§ **Written request**
From the passage about the Snobbish Mommy, quote word for word the stretch starting at "At first I assumed" and ending at "cool to foreigners.".

§ **Page excerpt**
_ _ _ _
Most of us mothers, whether we worked or stayed at home, tended to dress alike. Although some of the working and stay-at-home moms did go to the trouble of putting on panty hose and skirts, they were exceptions in our part of the neighborhood. For most of us, our days of suits, heels, and sleek leather briefcases were over and we favored interlock, polyester and comfortable shoes. That was okay, though: we had no pretensions. After all, it was silly to go to all the trouble of dressing up every day when you were just going to get spat-up milk on your shoulders and oatmeal on the hems of your skirts. The Snobbish Mommy, however, was different.

At first I assumed she was unfriendly to me because our house was so shabby and she and her family lived in a fancier apartment building. Then I wondered if it might not be because I was foreign. Most of the other mothers had gotten over their initial reserve and gotten to know me, but some people tended to be a little cool to foreigners.

Although I called her the Snobbish Mommy, she wasn't so much snobbish as she was indifferent, rarely returning greetings or smiles. And she wasn't indifferent to everybody, to be perfectly honest -- she always returned my husband's greetings, for instance -- she was just mildly cool to all of us other mothers. The Snobbish Mommy was always impeccably turned out in tailored suits, heels, and perfectly straightened hair. She was pretty, and she used make-up to good effect. I am sorry to say that a few of us took a dislike to her.

Katayama-san frowned as the Snobbish Mommy waltzed past us one morning, dressed to the nines as usual. Katayama-san lived in a track suit and her hair was never out of a ponytail. "Jeesh! Did you see her latest suit? Bottle green, not a speck on it. And she's never worn those shoes before, either!"
_ _ _ _
§ **Information supplied**
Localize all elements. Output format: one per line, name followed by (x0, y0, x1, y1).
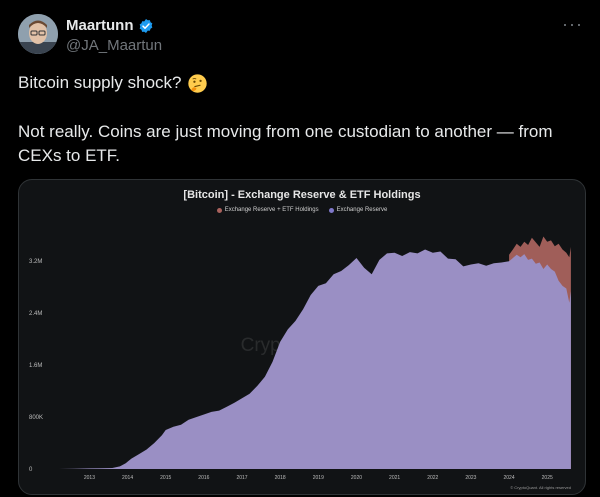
x-tick-label: 2023 (465, 475, 476, 481)
y-tick-label: 3.2M (29, 259, 42, 265)
tweet-text-2: Not really. Coins are just moving from o… (18, 122, 553, 165)
tweet-media-chart[interactable]: [Bitcoin] - Exchange Reserve & ETF Holdi… (18, 179, 586, 495)
x-tick-label: 2018 (275, 475, 286, 481)
more-options-icon[interactable]: ··· (562, 14, 583, 34)
y-tick-label: 2.4M (29, 311, 42, 317)
verified-badge-icon (139, 18, 152, 33)
x-tick-label: 2013 (84, 475, 95, 481)
avatar-image (18, 14, 58, 54)
legend-label-etf: Exchange Reserve + ETF Holdings (224, 207, 319, 213)
chart-plot: CryptoQuant0800K1.6M2.4M3.2M201320142015… (29, 236, 571, 481)
x-tick-label: 2020 (351, 475, 362, 481)
x-tick-label: 2022 (427, 475, 438, 481)
tweet-text-line1: Bitcoin supply shock? (18, 72, 208, 94)
author-handle[interactable]: @JA_Maartun (66, 37, 163, 54)
y-tick-label: 800K (29, 415, 43, 421)
avatar[interactable] (18, 14, 58, 54)
thinking-face-icon (188, 73, 208, 93)
y-tick-label: 0 (29, 467, 33, 473)
x-tick-label: 2019 (313, 475, 324, 481)
chart-credit: © CryptoQuant. All rights reserved (510, 485, 571, 490)
x-tick-label: 2016 (198, 475, 209, 481)
x-tick-label: 2025 (542, 475, 553, 481)
author-name[interactable]: Maartunn (66, 17, 134, 34)
x-tick-label: 2024 (503, 475, 514, 481)
y-tick-label: 1.6M (29, 363, 42, 369)
legend-item-etf: Exchange Reserve + ETF Holdings (216, 207, 319, 213)
legend-dot-etf (216, 207, 222, 213)
x-tick-label: 2017 (236, 475, 247, 481)
x-tick-label: 2015 (160, 475, 171, 481)
legend-item-exchange: Exchange Reserve (328, 207, 388, 213)
x-tick-label: 2014 (122, 475, 133, 481)
tweet-text-1: Bitcoin supply shock? (18, 73, 182, 92)
legend-dot-exchange (328, 207, 334, 213)
series-area-exchange-reserve (58, 249, 571, 469)
chart-legend: Exchange Reserve + ETF Holdings Exchange… (19, 207, 585, 213)
x-tick-label: 2021 (389, 475, 400, 481)
author-row: Maartunn (66, 17, 154, 34)
chart-title: [Bitcoin] - Exchange Reserve & ETF Holdi… (183, 189, 421, 201)
legend-label-exchange: Exchange Reserve (336, 207, 388, 213)
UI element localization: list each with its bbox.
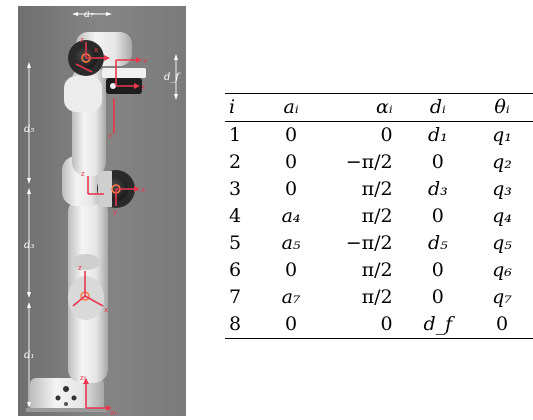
cell-alpha: 0 xyxy=(320,311,404,339)
frame-label-z-shoulder: z xyxy=(81,170,85,178)
dim-label-d5: d₅ xyxy=(24,124,34,135)
table-row: 7 a₇ π/2 0 q₇ xyxy=(225,284,533,311)
frame-label-y-shoulder: y xyxy=(113,208,117,216)
cell-theta: q₂ xyxy=(471,149,533,176)
frame-label-x-wrist: x xyxy=(94,46,98,54)
cell-i: 5 xyxy=(225,230,262,257)
cell-alpha: π/2 xyxy=(320,203,404,230)
table-header-row: i aᵢ αᵢ dᵢ θᵢ xyxy=(225,94,533,122)
cell-d: 0 xyxy=(405,257,471,284)
cell-d: d₃ xyxy=(405,176,471,203)
table-row: 6 0 π/2 0 q₆ xyxy=(225,257,533,284)
frame-label-x-shoulder: x xyxy=(141,186,145,194)
cell-alpha: 0 xyxy=(320,122,404,150)
cell-alpha: π/2 xyxy=(320,176,404,203)
cell-a: 0 xyxy=(262,122,320,150)
table-row: 8 0 0 d_f 0 xyxy=(225,311,533,339)
frame-label-x0: x₀ xyxy=(110,409,117,416)
robot-base xyxy=(26,378,108,412)
table-row: 4 a₄ π/2 0 q₄ xyxy=(225,203,533,230)
dh-parameter-table: i aᵢ αᵢ dᵢ θᵢ 1 0 0 d₁ q₁ 2 0 −π/2 0 q₂ xyxy=(225,93,533,339)
cell-theta: q₄ xyxy=(471,203,533,230)
cell-theta: q₁ xyxy=(471,122,533,150)
cell-d: 0 xyxy=(405,284,471,311)
frame-label-x-ee: x xyxy=(141,83,145,91)
cell-a: a₅ xyxy=(262,230,320,257)
cell-i: 3 xyxy=(225,176,262,203)
robot-image: z₀ x₀ z x z x y z x x x z xyxy=(18,6,186,416)
cell-a: 0 xyxy=(262,311,320,339)
table-row: 2 0 −π/2 0 q₂ xyxy=(225,149,533,176)
header-i: i xyxy=(225,94,262,122)
cell-i: 7 xyxy=(225,284,262,311)
header-theta: θᵢ xyxy=(471,94,533,122)
dim-label-d1: d₁ xyxy=(24,350,34,361)
cell-d: d₁ xyxy=(405,122,471,150)
dim-label-d3: d₃ xyxy=(24,240,34,251)
cell-a: 0 xyxy=(262,149,320,176)
header-alpha: αᵢ xyxy=(320,94,404,122)
cell-i: 4 xyxy=(225,203,262,230)
cell-d: 0 xyxy=(405,203,471,230)
frame-label-z-wrist: z xyxy=(80,36,84,44)
cell-d: 0 xyxy=(405,149,471,176)
frame-label-z0: z₀ xyxy=(80,374,87,382)
cell-i: 8 xyxy=(225,311,262,339)
cell-a: a₇ xyxy=(262,284,320,311)
cell-theta: q₃ xyxy=(471,176,533,203)
cell-i: 6 xyxy=(225,257,262,284)
cell-theta: q₆ xyxy=(471,257,533,284)
table-row: 3 0 π/2 d₃ q₃ xyxy=(225,176,533,203)
cell-alpha: π/2 xyxy=(320,284,404,311)
dim-label-df: d_f xyxy=(164,72,181,83)
frame-label-x-lower: x xyxy=(104,306,108,314)
table-row: 1 0 0 d₁ q₁ xyxy=(225,122,533,150)
cell-a: a₄ xyxy=(262,203,320,230)
robot-link-1 xyxy=(68,198,108,383)
cell-a: 0 xyxy=(262,257,320,284)
cell-a: 0 xyxy=(262,176,320,203)
cell-i: 1 xyxy=(225,122,262,150)
cell-alpha: −π/2 xyxy=(320,230,404,257)
cell-i: 2 xyxy=(225,149,262,176)
cell-d: d_f xyxy=(405,311,471,339)
cell-theta: q₅ xyxy=(471,230,533,257)
cell-alpha: −π/2 xyxy=(320,149,404,176)
cell-alpha: π/2 xyxy=(320,257,404,284)
frame-label-x-flange: x xyxy=(143,57,147,65)
frame-label-z-ee: z xyxy=(108,132,112,140)
header-d: dᵢ xyxy=(405,94,471,122)
header-a: aᵢ xyxy=(262,94,320,122)
table-row: 5 a₅ −π/2 d₅ q₅ xyxy=(225,230,533,257)
cell-d: d₅ xyxy=(405,230,471,257)
frame-label-z-lower: z xyxy=(78,264,82,272)
table-body: 1 0 0 d₁ q₁ 2 0 −π/2 0 q₂ 3 0 π/2 d₃ q₃ xyxy=(225,122,533,339)
cell-theta: 0 xyxy=(471,311,533,339)
cell-theta: q₇ xyxy=(471,284,533,311)
dim-label-a7: a₇ xyxy=(84,9,94,20)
_ _ _ _
§ **Full answer**
At first I assumed she was unfriendly to me because our house was so shabby and she and her family lived in a fancier apartment building. Then I wondered if it might not be because I was foreign. Most of the other mothers had gotten over their initial reserve and gotten to know me, but some people tended to be a little cool to foreigners.